[BEGIN]

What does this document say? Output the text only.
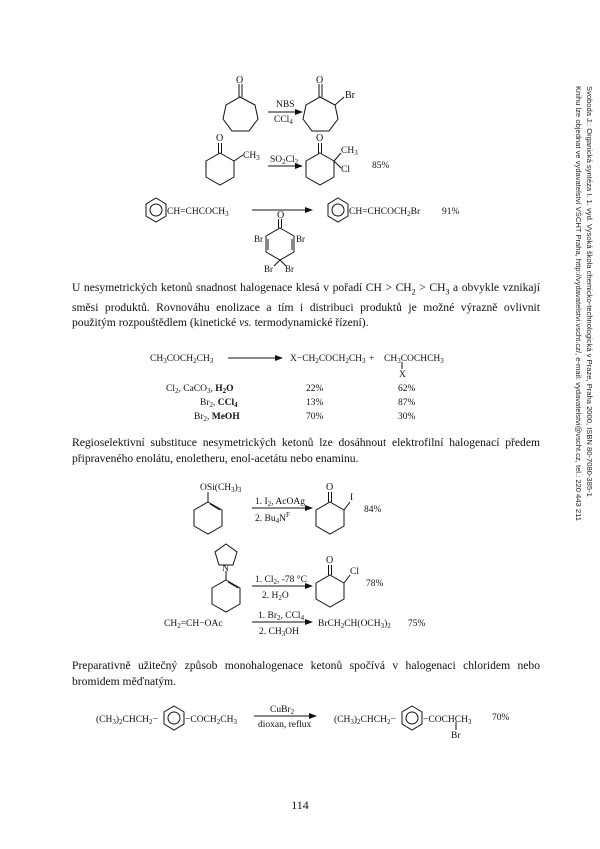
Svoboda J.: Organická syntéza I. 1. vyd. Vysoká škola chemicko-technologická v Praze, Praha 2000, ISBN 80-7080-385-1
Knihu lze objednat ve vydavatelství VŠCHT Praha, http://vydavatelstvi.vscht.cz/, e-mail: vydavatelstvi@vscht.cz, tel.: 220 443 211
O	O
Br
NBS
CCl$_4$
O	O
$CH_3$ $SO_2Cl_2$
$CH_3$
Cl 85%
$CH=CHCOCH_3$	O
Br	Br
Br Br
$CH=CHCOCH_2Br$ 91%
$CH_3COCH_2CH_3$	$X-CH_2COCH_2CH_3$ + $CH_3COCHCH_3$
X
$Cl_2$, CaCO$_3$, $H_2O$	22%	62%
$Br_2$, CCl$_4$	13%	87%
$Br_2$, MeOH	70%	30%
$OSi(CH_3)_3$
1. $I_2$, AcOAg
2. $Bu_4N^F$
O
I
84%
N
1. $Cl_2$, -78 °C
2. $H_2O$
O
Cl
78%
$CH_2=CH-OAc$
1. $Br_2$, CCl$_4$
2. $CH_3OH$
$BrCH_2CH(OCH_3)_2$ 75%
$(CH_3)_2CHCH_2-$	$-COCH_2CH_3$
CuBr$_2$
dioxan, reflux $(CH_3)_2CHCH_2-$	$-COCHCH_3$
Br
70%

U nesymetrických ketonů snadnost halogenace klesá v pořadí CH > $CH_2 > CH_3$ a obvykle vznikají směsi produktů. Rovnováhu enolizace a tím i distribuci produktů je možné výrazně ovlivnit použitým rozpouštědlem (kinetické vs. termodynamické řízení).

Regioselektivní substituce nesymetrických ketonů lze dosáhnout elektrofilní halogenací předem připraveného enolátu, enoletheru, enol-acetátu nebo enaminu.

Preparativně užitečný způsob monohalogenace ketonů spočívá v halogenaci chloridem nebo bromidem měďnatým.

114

[END]
[BEGIN]

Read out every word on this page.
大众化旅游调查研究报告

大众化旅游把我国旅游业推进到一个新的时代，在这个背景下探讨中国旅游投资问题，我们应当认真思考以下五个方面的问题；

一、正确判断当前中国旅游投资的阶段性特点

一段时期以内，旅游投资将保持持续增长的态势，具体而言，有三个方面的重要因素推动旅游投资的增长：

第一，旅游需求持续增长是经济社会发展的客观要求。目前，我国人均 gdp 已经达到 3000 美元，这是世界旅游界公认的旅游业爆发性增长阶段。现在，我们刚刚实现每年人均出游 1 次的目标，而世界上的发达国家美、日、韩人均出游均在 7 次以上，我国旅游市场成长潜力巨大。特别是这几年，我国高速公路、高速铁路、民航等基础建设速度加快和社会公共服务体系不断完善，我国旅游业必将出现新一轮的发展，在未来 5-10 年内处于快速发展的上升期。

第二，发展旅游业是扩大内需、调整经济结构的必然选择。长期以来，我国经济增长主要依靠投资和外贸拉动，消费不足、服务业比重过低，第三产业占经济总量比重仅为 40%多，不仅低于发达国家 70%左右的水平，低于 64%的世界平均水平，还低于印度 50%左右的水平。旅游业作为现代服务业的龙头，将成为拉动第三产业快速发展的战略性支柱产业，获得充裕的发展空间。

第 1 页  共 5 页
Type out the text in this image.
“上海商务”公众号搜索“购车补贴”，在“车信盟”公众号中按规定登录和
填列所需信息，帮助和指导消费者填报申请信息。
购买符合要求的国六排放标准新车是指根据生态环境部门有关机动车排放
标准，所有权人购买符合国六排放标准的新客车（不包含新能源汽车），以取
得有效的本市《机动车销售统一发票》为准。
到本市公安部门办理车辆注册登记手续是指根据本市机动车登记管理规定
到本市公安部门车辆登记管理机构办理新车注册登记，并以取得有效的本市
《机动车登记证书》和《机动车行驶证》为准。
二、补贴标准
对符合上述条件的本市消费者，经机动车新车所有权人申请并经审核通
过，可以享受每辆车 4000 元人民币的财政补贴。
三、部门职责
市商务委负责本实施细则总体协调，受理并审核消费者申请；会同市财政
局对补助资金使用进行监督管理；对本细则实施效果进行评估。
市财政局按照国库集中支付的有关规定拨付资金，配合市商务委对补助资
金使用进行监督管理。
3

[END]

→ **GIVEN REQUEST**: Report how many lines in the listing above include the word "ketonů". Give nothing but the number.

→ **EXERCISE RESPONSE**: 3